- _Available records_
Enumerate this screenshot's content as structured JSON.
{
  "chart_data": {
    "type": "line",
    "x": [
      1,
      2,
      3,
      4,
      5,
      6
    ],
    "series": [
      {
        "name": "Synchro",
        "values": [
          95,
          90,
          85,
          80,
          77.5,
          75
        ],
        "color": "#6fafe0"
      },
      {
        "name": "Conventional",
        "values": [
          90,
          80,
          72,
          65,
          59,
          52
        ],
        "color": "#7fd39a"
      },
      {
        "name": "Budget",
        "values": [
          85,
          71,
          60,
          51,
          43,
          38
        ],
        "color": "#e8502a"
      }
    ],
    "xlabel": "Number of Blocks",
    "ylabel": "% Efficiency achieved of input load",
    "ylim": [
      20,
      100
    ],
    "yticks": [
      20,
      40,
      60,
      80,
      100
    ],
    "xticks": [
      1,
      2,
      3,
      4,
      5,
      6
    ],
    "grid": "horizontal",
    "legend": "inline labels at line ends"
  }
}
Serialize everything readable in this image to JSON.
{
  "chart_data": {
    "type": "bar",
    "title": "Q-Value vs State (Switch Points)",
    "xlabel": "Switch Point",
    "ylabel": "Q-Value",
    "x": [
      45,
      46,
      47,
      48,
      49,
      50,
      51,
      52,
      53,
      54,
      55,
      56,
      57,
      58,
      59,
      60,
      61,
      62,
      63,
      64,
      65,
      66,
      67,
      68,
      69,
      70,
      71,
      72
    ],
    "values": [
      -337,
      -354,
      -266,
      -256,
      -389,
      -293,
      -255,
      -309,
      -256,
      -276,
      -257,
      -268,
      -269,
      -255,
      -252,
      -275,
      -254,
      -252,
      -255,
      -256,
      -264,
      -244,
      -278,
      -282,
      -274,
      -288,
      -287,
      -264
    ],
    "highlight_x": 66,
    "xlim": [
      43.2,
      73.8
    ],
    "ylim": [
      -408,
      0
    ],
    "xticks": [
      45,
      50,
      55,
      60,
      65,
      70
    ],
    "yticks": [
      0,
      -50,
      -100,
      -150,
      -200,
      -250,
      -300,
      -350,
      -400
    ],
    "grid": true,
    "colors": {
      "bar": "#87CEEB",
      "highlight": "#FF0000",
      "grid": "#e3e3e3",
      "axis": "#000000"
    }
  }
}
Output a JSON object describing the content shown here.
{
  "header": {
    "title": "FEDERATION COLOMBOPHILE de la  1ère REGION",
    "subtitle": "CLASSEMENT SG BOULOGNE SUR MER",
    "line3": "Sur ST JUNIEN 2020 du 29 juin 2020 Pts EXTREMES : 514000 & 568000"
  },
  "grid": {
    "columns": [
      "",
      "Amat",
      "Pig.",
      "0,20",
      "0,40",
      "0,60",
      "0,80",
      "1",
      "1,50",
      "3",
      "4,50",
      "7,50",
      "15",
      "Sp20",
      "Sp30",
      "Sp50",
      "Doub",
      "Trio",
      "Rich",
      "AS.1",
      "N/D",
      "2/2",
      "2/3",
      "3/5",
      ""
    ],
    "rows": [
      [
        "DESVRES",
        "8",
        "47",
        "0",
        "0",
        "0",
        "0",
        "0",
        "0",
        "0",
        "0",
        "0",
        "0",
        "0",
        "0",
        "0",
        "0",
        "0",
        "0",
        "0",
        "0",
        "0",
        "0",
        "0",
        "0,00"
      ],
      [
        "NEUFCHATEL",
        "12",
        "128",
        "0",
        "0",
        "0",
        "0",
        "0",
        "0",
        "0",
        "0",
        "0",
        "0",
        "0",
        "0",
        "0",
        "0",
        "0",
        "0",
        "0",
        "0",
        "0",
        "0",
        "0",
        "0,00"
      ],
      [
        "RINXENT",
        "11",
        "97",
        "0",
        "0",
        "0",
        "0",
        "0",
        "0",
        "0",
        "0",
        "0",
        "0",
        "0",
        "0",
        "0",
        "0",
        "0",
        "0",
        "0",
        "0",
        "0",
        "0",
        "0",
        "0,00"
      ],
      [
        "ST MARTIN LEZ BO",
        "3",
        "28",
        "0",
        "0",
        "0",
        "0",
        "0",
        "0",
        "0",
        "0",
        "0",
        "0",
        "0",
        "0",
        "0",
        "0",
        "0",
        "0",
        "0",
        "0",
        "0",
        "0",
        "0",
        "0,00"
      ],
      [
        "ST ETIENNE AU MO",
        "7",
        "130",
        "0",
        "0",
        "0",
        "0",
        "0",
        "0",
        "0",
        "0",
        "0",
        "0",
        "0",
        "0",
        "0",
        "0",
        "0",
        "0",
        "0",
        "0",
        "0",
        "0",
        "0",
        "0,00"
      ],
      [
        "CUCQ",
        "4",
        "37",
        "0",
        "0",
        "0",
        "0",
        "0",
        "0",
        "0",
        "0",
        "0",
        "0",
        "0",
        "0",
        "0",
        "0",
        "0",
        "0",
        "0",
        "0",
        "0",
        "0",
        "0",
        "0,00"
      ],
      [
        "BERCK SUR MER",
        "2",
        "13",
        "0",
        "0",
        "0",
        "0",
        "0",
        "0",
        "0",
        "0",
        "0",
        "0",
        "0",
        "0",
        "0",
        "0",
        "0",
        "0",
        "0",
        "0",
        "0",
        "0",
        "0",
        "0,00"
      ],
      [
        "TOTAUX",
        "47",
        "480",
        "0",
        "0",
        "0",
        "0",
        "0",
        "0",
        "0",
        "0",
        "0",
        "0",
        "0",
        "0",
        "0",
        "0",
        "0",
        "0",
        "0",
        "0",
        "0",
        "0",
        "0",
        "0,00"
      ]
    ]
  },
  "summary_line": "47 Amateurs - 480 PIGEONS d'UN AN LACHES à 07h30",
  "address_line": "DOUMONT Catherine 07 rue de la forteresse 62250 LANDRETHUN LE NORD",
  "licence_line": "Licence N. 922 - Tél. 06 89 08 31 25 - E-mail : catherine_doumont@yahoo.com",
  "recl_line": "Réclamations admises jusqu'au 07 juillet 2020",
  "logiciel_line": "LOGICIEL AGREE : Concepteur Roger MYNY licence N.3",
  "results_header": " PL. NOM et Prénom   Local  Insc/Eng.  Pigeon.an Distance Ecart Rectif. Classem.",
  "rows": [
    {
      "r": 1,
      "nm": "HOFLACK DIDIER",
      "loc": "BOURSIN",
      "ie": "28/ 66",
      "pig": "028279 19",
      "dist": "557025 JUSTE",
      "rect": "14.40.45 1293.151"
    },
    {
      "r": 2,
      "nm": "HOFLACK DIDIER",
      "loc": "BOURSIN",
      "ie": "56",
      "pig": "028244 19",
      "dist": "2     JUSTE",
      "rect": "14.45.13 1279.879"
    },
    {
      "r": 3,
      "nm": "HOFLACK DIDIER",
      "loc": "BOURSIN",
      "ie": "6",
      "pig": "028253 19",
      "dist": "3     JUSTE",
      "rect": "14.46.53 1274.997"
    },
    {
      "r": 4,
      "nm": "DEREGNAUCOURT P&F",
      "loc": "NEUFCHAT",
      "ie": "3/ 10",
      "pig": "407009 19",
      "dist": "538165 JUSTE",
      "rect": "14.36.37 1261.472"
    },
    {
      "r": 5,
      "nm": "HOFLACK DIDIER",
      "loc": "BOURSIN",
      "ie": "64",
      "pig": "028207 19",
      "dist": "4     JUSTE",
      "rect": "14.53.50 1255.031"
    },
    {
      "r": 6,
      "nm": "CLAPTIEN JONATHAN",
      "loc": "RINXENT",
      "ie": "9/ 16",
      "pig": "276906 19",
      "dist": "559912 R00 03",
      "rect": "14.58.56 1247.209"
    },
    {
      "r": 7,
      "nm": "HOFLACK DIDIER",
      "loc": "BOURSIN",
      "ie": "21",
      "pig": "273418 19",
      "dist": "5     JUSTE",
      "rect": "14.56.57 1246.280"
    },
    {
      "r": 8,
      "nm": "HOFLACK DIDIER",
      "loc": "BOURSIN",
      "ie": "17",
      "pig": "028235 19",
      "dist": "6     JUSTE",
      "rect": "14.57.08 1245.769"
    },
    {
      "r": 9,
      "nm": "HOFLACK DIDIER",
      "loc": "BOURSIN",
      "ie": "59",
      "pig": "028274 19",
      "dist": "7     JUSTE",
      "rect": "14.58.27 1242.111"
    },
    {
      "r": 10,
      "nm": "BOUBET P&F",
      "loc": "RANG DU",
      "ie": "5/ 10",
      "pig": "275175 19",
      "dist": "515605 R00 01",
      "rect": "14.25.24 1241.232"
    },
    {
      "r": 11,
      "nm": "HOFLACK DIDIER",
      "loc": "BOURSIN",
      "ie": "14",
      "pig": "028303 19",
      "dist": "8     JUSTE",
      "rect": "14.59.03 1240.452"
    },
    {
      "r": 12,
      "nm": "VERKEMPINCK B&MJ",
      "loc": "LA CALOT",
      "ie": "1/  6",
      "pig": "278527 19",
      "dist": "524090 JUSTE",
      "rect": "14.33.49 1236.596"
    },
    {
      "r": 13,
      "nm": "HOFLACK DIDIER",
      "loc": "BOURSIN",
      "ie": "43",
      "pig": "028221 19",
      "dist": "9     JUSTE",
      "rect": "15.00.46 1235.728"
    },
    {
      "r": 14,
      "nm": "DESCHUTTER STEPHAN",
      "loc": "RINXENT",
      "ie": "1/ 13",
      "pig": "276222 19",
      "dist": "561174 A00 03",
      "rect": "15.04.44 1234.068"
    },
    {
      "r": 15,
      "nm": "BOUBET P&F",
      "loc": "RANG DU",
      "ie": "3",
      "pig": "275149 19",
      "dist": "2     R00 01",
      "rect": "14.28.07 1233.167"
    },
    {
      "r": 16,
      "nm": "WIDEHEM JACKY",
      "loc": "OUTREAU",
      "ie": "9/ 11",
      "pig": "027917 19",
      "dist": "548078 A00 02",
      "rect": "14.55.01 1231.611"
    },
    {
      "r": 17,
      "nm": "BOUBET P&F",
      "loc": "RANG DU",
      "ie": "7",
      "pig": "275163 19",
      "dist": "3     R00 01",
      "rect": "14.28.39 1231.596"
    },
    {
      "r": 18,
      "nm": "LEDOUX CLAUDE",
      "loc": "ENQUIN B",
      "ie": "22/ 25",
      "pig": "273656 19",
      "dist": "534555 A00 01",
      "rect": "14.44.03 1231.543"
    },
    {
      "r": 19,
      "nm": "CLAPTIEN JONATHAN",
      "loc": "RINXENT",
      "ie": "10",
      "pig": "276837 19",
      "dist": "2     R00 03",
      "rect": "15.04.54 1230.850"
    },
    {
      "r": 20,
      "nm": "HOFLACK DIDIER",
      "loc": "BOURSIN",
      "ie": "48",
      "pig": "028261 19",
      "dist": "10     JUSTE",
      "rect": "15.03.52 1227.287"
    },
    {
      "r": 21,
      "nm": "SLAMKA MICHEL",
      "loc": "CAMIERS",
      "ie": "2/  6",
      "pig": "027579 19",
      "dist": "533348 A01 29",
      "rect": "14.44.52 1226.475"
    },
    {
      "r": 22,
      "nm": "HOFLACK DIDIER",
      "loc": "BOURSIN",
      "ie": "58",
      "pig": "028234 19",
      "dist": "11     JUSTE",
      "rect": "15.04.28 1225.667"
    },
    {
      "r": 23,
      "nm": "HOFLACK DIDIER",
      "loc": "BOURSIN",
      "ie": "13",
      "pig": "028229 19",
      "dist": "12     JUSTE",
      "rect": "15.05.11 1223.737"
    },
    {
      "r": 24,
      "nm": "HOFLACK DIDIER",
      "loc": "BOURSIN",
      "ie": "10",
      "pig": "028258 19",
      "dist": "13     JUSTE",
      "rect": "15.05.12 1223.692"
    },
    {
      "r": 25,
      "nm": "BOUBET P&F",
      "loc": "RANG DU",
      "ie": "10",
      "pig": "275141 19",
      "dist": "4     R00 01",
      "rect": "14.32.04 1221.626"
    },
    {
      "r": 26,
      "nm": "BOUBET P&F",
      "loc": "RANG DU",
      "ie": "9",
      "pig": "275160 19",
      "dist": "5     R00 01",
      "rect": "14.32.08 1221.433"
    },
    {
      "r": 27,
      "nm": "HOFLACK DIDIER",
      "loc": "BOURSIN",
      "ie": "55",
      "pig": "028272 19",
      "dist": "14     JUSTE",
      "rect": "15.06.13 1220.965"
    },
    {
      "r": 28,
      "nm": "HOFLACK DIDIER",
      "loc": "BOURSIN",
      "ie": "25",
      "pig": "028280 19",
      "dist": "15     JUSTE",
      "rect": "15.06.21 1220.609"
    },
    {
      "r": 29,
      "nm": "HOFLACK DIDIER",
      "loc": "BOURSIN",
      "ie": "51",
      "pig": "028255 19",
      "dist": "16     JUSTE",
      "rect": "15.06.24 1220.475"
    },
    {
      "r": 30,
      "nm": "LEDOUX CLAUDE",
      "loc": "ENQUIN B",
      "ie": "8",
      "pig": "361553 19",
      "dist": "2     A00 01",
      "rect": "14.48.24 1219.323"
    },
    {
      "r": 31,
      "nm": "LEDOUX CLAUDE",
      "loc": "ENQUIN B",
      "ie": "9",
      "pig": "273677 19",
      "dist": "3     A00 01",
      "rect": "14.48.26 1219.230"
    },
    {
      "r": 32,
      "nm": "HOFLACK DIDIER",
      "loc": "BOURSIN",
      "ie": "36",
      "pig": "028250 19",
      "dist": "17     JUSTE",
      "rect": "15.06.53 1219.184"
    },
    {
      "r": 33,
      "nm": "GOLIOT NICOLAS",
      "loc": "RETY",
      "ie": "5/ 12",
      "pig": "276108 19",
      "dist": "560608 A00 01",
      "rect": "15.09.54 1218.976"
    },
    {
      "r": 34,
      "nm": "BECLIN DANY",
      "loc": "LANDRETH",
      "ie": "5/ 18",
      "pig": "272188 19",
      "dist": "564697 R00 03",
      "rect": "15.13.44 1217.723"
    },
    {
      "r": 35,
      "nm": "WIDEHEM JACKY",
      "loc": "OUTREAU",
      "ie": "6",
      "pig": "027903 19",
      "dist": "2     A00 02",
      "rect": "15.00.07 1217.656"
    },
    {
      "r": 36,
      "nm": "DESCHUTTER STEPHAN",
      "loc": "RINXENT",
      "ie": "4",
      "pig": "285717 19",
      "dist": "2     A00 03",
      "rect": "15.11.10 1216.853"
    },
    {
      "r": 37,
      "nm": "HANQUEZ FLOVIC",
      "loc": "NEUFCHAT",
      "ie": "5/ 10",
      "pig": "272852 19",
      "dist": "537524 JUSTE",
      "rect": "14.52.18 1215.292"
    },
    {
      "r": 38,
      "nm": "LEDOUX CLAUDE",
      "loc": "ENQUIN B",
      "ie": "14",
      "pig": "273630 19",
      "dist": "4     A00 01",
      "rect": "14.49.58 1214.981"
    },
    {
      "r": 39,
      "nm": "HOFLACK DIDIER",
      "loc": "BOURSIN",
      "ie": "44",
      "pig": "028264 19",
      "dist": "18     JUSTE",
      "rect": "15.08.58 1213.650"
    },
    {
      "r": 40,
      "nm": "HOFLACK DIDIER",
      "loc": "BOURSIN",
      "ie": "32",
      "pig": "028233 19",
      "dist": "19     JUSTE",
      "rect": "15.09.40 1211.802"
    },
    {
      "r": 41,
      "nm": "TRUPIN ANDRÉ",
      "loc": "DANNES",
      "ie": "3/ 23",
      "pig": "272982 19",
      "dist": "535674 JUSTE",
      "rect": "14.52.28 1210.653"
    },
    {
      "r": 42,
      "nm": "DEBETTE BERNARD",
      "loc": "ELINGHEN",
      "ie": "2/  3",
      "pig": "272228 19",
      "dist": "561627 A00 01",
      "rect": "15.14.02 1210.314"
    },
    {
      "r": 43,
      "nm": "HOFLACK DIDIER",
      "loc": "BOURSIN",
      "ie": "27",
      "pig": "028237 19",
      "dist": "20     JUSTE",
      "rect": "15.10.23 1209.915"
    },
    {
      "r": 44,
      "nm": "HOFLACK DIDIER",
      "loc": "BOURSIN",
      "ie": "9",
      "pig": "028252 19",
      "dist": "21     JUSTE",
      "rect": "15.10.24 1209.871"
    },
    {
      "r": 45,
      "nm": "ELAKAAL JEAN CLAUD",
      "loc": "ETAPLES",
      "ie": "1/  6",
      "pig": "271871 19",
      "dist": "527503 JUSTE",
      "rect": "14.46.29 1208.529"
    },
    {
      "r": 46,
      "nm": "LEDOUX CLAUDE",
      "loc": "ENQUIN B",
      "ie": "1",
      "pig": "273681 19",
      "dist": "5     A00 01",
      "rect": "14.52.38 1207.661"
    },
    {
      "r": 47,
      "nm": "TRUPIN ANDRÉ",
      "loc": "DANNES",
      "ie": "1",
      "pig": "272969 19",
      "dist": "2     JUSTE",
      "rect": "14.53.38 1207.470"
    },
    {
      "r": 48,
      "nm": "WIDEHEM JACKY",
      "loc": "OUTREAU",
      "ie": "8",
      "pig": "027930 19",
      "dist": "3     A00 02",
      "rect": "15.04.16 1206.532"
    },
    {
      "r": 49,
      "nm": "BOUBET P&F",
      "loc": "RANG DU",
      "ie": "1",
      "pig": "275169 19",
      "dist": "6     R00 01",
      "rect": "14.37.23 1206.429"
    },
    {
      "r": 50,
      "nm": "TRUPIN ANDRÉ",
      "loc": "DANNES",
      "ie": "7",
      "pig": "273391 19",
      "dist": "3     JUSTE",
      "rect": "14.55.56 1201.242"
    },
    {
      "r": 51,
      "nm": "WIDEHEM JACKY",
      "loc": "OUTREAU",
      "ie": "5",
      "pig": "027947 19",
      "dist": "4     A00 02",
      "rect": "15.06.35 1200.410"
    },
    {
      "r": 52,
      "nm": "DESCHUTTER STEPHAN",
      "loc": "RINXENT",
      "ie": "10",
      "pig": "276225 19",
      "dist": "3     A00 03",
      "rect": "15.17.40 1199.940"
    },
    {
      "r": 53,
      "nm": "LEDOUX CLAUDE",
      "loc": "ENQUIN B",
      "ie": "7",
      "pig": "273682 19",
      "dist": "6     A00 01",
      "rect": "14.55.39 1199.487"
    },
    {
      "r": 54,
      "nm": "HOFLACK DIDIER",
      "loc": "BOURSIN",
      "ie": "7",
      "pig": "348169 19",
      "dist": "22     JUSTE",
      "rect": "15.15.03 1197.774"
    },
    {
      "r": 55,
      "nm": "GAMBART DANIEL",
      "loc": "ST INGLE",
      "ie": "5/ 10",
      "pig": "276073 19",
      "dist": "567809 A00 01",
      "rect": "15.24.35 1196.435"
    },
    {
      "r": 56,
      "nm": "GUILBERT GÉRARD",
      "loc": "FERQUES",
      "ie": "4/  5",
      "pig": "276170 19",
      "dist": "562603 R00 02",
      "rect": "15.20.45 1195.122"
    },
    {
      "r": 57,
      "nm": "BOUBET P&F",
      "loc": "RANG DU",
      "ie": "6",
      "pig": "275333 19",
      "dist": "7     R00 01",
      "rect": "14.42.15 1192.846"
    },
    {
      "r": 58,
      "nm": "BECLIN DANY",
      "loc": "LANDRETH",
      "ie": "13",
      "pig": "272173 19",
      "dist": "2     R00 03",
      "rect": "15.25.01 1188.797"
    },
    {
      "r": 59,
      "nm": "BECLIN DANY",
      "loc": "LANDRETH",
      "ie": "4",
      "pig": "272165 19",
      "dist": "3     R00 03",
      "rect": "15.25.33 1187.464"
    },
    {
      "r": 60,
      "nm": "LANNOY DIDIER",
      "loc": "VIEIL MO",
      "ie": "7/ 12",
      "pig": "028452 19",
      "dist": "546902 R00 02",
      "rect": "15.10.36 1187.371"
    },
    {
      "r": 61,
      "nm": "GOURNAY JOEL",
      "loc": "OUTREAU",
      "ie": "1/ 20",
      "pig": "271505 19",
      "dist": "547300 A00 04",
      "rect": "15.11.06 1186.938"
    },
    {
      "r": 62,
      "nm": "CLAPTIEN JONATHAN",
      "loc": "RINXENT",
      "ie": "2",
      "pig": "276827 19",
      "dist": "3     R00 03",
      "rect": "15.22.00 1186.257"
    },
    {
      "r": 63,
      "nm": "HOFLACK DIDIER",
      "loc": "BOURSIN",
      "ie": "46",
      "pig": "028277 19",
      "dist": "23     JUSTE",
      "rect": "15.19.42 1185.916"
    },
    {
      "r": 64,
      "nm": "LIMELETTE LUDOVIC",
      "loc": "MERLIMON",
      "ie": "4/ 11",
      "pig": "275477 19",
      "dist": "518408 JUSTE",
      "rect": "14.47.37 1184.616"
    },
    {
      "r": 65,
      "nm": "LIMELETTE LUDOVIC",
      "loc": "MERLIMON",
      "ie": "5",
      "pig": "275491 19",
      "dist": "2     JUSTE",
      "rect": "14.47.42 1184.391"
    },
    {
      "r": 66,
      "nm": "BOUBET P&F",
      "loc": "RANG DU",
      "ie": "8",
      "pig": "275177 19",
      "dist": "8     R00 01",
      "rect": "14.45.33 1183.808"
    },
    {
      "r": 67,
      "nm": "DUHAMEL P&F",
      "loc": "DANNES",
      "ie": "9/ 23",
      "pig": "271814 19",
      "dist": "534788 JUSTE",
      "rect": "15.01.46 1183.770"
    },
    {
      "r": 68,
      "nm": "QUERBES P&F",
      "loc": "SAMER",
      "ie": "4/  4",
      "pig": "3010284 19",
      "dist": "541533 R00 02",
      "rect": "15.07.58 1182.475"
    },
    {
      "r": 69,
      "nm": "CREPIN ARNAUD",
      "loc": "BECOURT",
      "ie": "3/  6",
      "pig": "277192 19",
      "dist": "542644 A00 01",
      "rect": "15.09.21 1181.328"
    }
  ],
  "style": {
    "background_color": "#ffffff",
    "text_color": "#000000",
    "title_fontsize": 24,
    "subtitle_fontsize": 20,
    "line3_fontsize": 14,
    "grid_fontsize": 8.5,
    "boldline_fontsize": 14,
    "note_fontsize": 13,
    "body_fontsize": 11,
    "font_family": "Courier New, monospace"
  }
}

- _Requirement_
Collect every line from the records above that contains the word "this".

- _Exercise result_
Enumerate this screenshot's content as structured JSON.
Serialize everything readable in this image to JSON.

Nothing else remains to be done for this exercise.